-- Start of Information provided --

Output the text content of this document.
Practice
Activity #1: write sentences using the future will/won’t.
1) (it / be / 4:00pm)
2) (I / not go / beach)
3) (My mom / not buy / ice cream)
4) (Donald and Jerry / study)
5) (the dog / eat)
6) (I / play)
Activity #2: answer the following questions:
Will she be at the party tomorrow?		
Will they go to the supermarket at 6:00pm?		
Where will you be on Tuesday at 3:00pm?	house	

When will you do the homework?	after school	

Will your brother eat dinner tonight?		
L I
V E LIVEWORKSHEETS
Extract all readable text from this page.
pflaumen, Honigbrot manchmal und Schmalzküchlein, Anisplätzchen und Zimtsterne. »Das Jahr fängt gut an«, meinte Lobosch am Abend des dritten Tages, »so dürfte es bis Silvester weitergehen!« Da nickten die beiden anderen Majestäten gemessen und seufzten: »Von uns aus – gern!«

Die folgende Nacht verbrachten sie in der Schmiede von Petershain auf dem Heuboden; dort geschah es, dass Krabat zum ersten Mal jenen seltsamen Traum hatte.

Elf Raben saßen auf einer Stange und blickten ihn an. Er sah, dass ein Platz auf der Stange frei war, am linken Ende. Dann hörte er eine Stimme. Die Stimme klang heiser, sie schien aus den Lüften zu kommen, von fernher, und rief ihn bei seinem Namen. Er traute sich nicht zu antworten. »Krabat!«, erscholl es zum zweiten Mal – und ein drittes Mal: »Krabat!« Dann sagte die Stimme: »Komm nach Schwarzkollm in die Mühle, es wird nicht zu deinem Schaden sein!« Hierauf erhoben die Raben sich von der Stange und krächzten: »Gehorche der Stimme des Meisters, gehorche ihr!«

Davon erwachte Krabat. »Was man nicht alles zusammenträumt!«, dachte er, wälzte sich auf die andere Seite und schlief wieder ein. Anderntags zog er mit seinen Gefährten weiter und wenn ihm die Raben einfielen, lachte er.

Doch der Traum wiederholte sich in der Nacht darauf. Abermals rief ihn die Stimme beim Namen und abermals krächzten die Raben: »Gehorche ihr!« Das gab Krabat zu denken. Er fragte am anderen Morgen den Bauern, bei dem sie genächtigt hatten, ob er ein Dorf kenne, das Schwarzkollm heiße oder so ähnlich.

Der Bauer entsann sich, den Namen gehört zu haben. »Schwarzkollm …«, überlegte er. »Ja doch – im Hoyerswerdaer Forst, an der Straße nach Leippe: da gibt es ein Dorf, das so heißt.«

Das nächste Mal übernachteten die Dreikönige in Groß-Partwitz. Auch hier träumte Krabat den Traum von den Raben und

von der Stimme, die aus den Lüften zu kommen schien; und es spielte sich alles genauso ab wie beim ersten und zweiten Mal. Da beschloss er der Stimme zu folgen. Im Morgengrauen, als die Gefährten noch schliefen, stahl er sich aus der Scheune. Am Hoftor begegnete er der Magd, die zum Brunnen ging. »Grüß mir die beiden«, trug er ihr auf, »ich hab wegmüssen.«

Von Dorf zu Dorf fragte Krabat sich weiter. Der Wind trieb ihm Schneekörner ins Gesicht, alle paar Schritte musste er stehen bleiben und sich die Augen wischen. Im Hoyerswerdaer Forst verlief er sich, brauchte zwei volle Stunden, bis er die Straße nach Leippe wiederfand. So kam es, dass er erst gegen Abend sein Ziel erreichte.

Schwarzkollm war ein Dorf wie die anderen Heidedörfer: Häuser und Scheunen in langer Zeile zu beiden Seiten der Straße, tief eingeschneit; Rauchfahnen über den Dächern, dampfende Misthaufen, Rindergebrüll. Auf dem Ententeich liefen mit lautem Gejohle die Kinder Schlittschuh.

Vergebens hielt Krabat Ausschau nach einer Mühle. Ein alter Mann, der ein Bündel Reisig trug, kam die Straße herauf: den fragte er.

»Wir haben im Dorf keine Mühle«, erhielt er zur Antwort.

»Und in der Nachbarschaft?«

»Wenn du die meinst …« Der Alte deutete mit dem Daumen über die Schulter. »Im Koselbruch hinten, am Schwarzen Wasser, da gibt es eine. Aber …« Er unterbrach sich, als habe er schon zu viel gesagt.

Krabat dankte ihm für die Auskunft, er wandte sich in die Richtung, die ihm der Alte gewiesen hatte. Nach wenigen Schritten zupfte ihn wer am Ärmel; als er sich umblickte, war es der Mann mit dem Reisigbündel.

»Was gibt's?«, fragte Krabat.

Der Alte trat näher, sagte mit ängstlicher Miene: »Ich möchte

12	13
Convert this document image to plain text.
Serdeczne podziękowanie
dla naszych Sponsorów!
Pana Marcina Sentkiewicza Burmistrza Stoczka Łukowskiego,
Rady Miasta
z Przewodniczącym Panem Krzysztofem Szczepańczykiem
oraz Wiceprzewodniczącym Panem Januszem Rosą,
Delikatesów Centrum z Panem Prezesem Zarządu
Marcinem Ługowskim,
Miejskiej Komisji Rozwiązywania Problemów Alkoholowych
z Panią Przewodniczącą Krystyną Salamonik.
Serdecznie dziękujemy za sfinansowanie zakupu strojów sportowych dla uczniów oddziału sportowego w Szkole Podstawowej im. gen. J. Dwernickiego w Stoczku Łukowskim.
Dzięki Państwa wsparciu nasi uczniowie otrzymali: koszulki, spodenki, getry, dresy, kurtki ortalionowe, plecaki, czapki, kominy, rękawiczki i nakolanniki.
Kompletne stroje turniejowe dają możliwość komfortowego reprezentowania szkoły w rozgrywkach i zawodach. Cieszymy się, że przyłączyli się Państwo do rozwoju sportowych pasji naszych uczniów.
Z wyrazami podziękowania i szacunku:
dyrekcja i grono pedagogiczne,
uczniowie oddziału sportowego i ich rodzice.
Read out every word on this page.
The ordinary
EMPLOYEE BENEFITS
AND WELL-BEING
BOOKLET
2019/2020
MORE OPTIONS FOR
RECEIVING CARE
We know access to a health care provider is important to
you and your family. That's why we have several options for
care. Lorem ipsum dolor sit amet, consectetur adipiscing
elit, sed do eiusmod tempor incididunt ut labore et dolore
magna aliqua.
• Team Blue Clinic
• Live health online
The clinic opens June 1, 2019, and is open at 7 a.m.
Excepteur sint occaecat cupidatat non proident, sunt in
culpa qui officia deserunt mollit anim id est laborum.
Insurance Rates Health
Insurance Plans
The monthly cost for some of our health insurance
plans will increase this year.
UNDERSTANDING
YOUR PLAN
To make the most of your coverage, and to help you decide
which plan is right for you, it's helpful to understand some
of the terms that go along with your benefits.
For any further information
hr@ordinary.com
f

-- End of Information provided --

Find every line with "naszych" in the listing and state how many there are, nothing else.

— Complete answer —
2